Task instructions:
Reproduce every record below exactly as written, leaving out any pictures.

---*---

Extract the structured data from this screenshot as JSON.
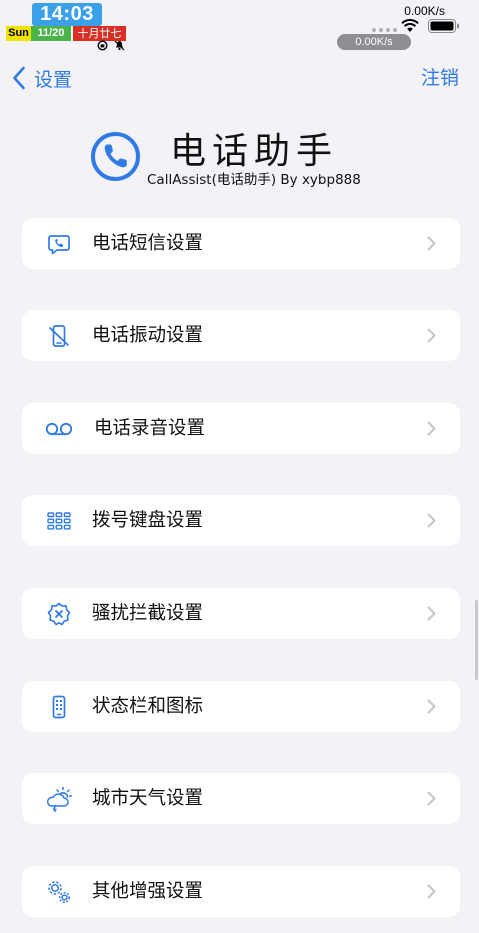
{
  "status_bar": {
    "time": "14:03",
    "day": "Sun",
    "date": "11/20",
    "lunar": "十月廿七",
    "net_speed_top": "0.00K/s",
    "net_speed_pill": "0.00K/s"
  },
  "nav": {
    "back_label": "设置",
    "right_label": "注销"
  },
  "header": {
    "title": "电话助手",
    "subtitle": "CallAssist(电话助手) By xybp888"
  },
  "menu": [
    {
      "label": "电话短信设置",
      "icon": "phone-message-icon"
    },
    {
      "label": "电话振动设置",
      "icon": "phone-vibrate-icon"
    },
    {
      "label": "电话录音设置",
      "icon": "voicemail-icon"
    },
    {
      "label": "拨号键盘设置",
      "icon": "dialpad-icon"
    },
    {
      "label": "骚扰拦截设置",
      "icon": "block-badge-icon"
    },
    {
      "label": "状态栏和图标",
      "icon": "phone-device-icon"
    },
    {
      "label": "城市天气设置",
      "icon": "weather-storm-icon"
    },
    {
      "label": "其他增强设置",
      "icon": "gears-icon"
    }
  ],
  "colors": {
    "accent": "#2f7ae5",
    "background": "#f2f2f7",
    "card": "#ffffff",
    "time_bg": "#3aa0e8",
    "day_bg": "#f1e300",
    "date_bg": "#4ab44a",
    "lunar_bg": "#d93025"
  }
}
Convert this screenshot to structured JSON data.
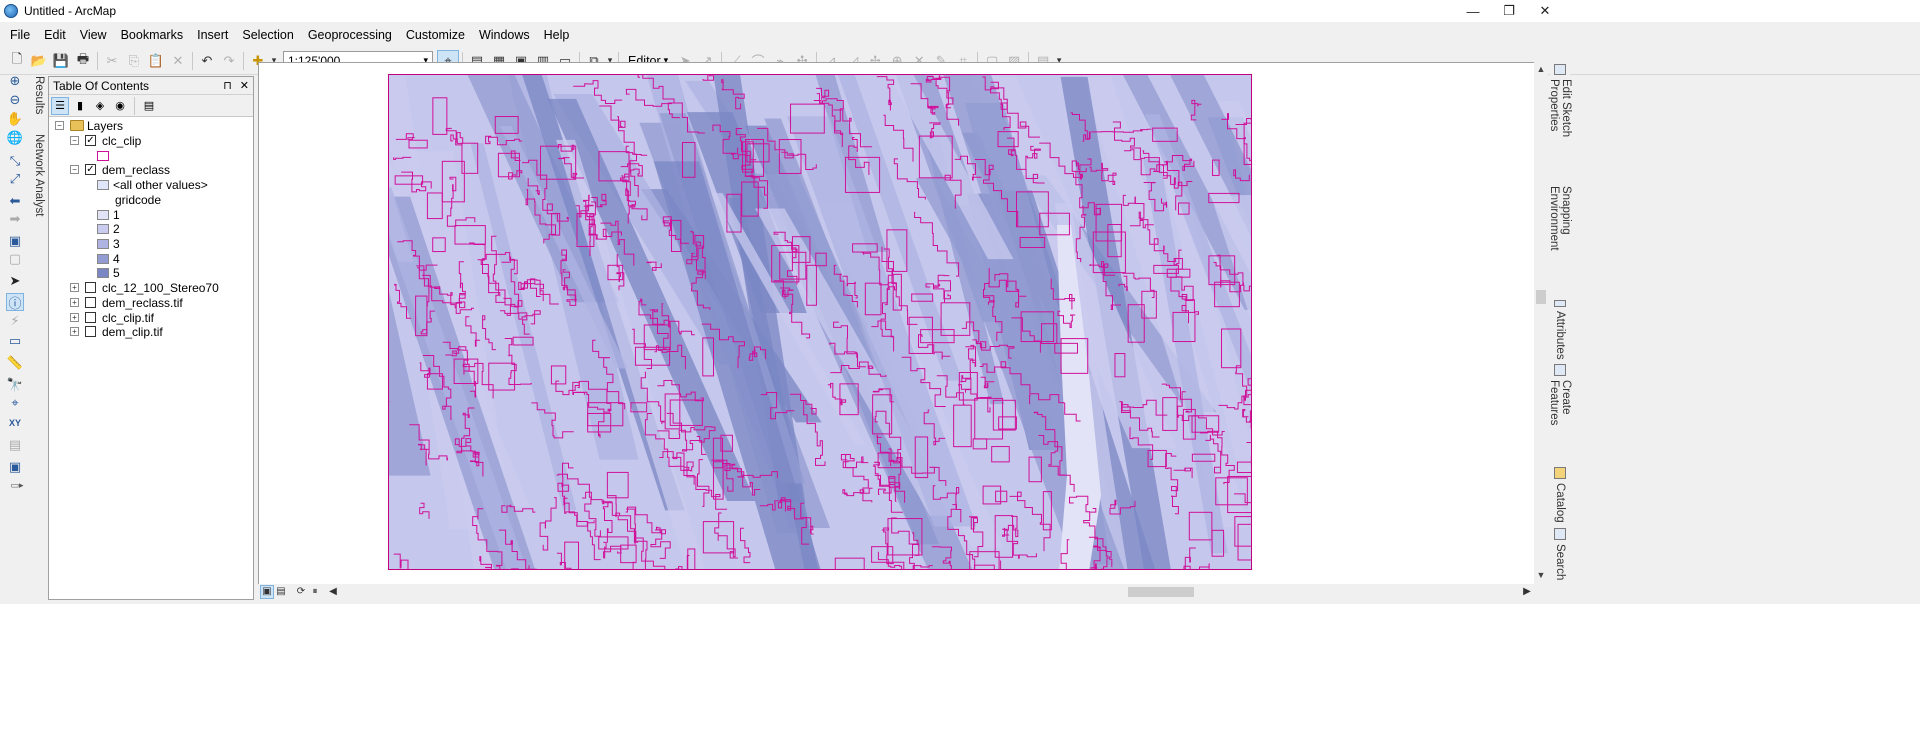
{
  "window": {
    "title": "Untitled - ArcMap",
    "controls": {
      "minimize": "—",
      "maximize": "❐",
      "close": "✕"
    }
  },
  "menu": [
    "File",
    "Edit",
    "View",
    "Bookmarks",
    "Insert",
    "Selection",
    "Geoprocessing",
    "Customize",
    "Windows",
    "Help"
  ],
  "toolbar": {
    "scale": "1:125'000",
    "editor_label": "Editor",
    "dropdown": "▾"
  },
  "left_tabs": {
    "results": "Results",
    "network_analyst": "Network Analyst"
  },
  "toc": {
    "title": "Table Of Contents",
    "pin": "⊓",
    "close": "✕",
    "root": "Layers",
    "layers": [
      {
        "name": "clc_clip",
        "checked": true,
        "expanded": true
      },
      {
        "name": "dem_reclass",
        "checked": true,
        "expanded": true
      },
      {
        "name": "clc_12_100_Stereo70",
        "checked": false,
        "expanded": false
      },
      {
        "name": "dem_reclass.tif",
        "checked": false,
        "expanded": false
      },
      {
        "name": "clc_clip.tif",
        "checked": false,
        "expanded": false
      },
      {
        "name": "dem_clip.tif",
        "checked": false,
        "expanded": false
      }
    ],
    "dem_legend": {
      "other_values": "<all other values>",
      "field": "gridcode",
      "classes": [
        {
          "label": "1",
          "color": "#e2e3f6"
        },
        {
          "label": "2",
          "color": "#c9cbef"
        },
        {
          "label": "3",
          "color": "#aeb3e2"
        },
        {
          "label": "4",
          "color": "#939cd2"
        },
        {
          "label": "5",
          "color": "#7a87c4"
        }
      ]
    },
    "expand_sym": "+",
    "collapse_sym": "−",
    "check_sym": "✓"
  },
  "right_tabs": {
    "edit_sketch": "Edit Sketch Properties",
    "snapping": "Snapping Environment",
    "attributes": "Attributes",
    "create_features": "Create Features",
    "catalog": "Catalog",
    "search": "Search"
  },
  "colors": {
    "polygon_outline": "#d0109a",
    "map_base": "#c5c8ec",
    "other_values_swatch": "#dfe6fa"
  },
  "icons": {
    "new": "🗋",
    "open": "📂",
    "save": "💾",
    "print": "🖶",
    "cut": "✂",
    "copy": "⎘",
    "paste": "📋",
    "delete": "✕",
    "undo": "↶",
    "redo": "↷",
    "add_data": "✚",
    "editor_tool": "⌖",
    "zoom_in": "⊕",
    "zoom_out": "⊖",
    "pan": "✋",
    "globe": "🌐",
    "full_extent": "⤢",
    "back": "⬅",
    "forward": "➡",
    "select": "➤",
    "identify": "ⓘ",
    "find": "🔭",
    "xy": "XY",
    "measure": "📏",
    "hyperlink": "⚡"
  }
}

---*---

Exercise output:
Extract the structured data from this screenshot as JSON.
{
  "status_bar": {
    "time": "14:03",
    "day": "Sun",
    "date": "11/20",
    "lunar": "十月廿七",
    "net_speed_top": "0.00K/s",
    "net_speed_pill": "0.00K/s"
  },
  "nav": {
    "back_label": "设置",
    "right_label": "注销"
  },
  "header": {
    "title": "电话助手",
    "subtitle": "CallAssist(电话助手) By xybp888"
  },
  "menu": [
    {
      "label": "电话短信设置",
      "icon": "phone-message-icon"
    },
    {
      "label": "电话振动设置",
      "icon": "phone-vibrate-icon"
    },
    {
      "label": "电话录音设置",
      "icon": "voicemail-icon"
    },
    {
      "label": "拨号键盘设置",
      "icon": "dialpad-icon"
    },
    {
      "label": "骚扰拦截设置",
      "icon": "block-badge-icon"
    },
    {
      "label": "状态栏和图标",
      "icon": "phone-device-icon"
    },
    {
      "label": "城市天气设置",
      "icon": "weather-storm-icon"
    },
    {
      "label": "其他增强设置",
      "icon": "gears-icon"
    }
  ],
  "colors": {
    "accent": "#2f7ae5",
    "background": "#f2f2f7",
    "card": "#ffffff",
    "time_bg": "#3aa0e8",
    "day_bg": "#f1e300",
    "date_bg": "#4ab44a",
    "lunar_bg": "#d93025"
  }
}
Convert this screenshot to structured JSON data.
{
  "window": {
    "title": "Untitled - ArcMap",
    "controls": {
      "minimize": "—",
      "maximize": "❐",
      "close": "✕"
    }
  },
  "menu": [
    "File",
    "Edit",
    "View",
    "Bookmarks",
    "Insert",
    "Selection",
    "Geoprocessing",
    "Customize",
    "Windows",
    "Help"
  ],
  "toolbar": {
    "scale": "1:125'000",
    "editor_label": "Editor",
    "dropdown": "▾"
  },
  "left_tabs": {
    "results": "Results",
    "network_analyst": "Network Analyst"
  },
  "toc": {
    "title": "Table Of Contents",
    "pin": "⊓",
    "close": "✕",
    "root": "Layers",
    "layers": [
      {
        "name": "clc_clip",
        "checked": true,
        "expanded": true
      },
      {
        "name": "dem_reclass",
        "checked": true,
        "expanded": true
      },
      {
        "name": "clc_12_100_Stereo70",
        "checked": false,
        "expanded": false
      },
      {
        "name": "dem_reclass.tif",
        "checked": false,
        "expanded": false
      },
      {
        "name": "clc_clip.tif",
        "checked": false,
        "expanded": false
      },
      {
        "name": "dem_clip.tif",
        "checked": false,
        "expanded": false
      }
    ],
    "dem_legend": {
      "other_values": "<all other values>",
      "field": "gridcode",
      "classes": [
        {
          "label": "1",
          "color": "#e2e3f6"
        },
        {
          "label": "2",
          "color": "#c9cbef"
        },
        {
          "label": "3",
          "color": "#aeb3e2"
        },
        {
          "label": "4",
          "color": "#939cd2"
        },
        {
          "label": "5",
          "color": "#7a87c4"
        }
      ]
    },
    "expand_sym": "+",
    "collapse_sym": "−",
    "check_sym": "✓"
  },
  "right_tabs": {
    "edit_sketch": "Edit Sketch Properties",
    "snapping": "Snapping Environment",
    "attributes": "Attributes",
    "create_features": "Create Features",
    "catalog": "Catalog",
    "search": "Search"
  },
  "colors": {
    "polygon_outline": "#d0109a",
    "map_base": "#c5c8ec",
    "other_values_swatch": "#dfe6fa"
  },
  "icons": {
    "new": "🗋",
    "open": "📂",
    "save": "💾",
    "print": "🖶",
    "cut": "✂",
    "copy": "⎘",
    "paste": "📋",
    "delete": "✕",
    "undo": "↶",
    "redo": "↷",
    "add_data": "✚",
    "editor_tool": "⌖",
    "zoom_in": "⊕",
    "zoom_out": "⊖",
    "pan": "✋",
    "globe": "🌐",
    "full_extent": "⤢",
    "back": "⬅",
    "forward": "➡",
    "select": "➤",
    "identify": "ⓘ",
    "find": "🔭",
    "xy": "XY",
    "measure": "📏",
    "hyperlink": "⚡"
  }
}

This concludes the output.